+++ DATA TO USE

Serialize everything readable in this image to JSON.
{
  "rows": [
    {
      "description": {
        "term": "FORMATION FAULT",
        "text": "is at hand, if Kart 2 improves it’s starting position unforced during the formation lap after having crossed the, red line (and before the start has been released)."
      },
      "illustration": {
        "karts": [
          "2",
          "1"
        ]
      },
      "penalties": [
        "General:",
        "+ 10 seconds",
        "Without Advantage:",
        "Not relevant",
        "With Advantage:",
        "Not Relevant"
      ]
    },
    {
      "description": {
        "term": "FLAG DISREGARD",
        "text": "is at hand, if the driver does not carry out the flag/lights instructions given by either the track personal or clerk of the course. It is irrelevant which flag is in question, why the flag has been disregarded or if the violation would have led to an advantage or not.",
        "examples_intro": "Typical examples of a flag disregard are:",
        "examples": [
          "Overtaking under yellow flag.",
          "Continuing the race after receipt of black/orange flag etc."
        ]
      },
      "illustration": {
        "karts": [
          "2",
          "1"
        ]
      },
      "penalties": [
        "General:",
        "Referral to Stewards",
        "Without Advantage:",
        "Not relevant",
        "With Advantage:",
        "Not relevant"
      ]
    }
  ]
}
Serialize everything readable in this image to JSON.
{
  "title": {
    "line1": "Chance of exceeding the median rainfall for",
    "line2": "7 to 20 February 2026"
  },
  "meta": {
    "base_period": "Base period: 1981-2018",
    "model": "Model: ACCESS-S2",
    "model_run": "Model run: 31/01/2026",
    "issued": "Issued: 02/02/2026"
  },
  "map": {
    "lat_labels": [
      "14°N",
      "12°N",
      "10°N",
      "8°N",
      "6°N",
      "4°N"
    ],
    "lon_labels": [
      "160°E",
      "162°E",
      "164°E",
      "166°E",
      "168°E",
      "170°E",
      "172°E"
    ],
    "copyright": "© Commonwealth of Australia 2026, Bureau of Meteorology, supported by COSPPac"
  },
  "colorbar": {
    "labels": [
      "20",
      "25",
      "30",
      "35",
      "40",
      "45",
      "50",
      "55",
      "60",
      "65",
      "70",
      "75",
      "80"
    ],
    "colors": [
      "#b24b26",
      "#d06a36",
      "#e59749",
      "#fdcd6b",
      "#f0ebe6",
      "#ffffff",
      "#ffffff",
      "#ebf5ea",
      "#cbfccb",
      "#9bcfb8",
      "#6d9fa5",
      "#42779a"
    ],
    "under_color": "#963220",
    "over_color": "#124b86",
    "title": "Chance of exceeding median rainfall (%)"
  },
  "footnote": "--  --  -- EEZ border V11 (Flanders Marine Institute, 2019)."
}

++++++

EXERCISE BRIEF: Your task is to give the records above again, exactly.

THE RESULT:
Serialize everything readable in this image to JSON.
{
  "rows": [
    {
      "description": {
        "term": "FORMATION FAULT",
        "text": "is at hand, if Kart 2 improves it’s starting position unforced during the formation lap after having crossed the, red line (and before the start has been released)."
      },
      "illustration": {
        "karts": [
          "2",
          "1"
        ]
      },
      "penalties": [
        "General:",
        "+ 10 seconds",
        "Without Advantage:",
        "Not relevant",
        "With Advantage:",
        "Not Relevant"
      ]
    },
    {
      "description": {
        "term": "FLAG DISREGARD",
        "text": "is at hand, if the driver does not carry out the flag/lights instructions given by either the track personal or clerk of the course. It is irrelevant which flag is in question, why the flag has been disregarded or if the violation would have led to an advantage or not.",
        "examples_intro": "Typical examples of a flag disregard are:",
        "examples": [
          "Overtaking under yellow flag.",
          "Continuing the race after receipt of black/orange flag etc."
        ]
      },
      "illustration": {
        "karts": [
          "2",
          "1"
        ]
      },
      "penalties": [
        "General:",
        "Referral to Stewards",
        "Without Advantage:",
        "Not relevant",
        "With Advantage:",
        "Not relevant"
      ]
    }
  ]
}
Serialize everything readable in this image to JSON.
{
  "title": {
    "line1": "Chance of exceeding the median rainfall for",
    "line2": "7 to 20 February 2026"
  },
  "meta": {
    "base_period": "Base period: 1981-2018",
    "model": "Model: ACCESS-S2",
    "model_run": "Model run: 31/01/2026",
    "issued": "Issued: 02/02/2026"
  },
  "map": {
    "lat_labels": [
      "14°N",
      "12°N",
      "10°N",
      "8°N",
      "6°N",
      "4°N"
    ],
    "lon_labels": [
      "160°E",
      "162°E",
      "164°E",
      "166°E",
      "168°E",
      "170°E",
      "172°E"
    ],
    "copyright": "© Commonwealth of Australia 2026, Bureau of Meteorology, supported by COSPPac"
  },
  "colorbar": {
    "labels": [
      "20",
      "25",
      "30",
      "35",
      "40",
      "45",
      "50",
      "55",
      "60",
      "65",
      "70",
      "75",
      "80"
    ],
    "colors": [
      "#b24b26",
      "#d06a36",
      "#e59749",
      "#fdcd6b",
      "#f0ebe6",
      "#ffffff",
      "#ffffff",
      "#ebf5ea",
      "#cbfccb",
      "#9bcfb8",
      "#6d9fa5",
      "#42779a"
    ],
    "under_color": "#963220",
    "over_color": "#124b86",
    "title": "Chance of exceeding median rainfall (%)"
  },
  "footnote": "--  --  -- EEZ border V11 (Flanders Marine Institute, 2019)."
}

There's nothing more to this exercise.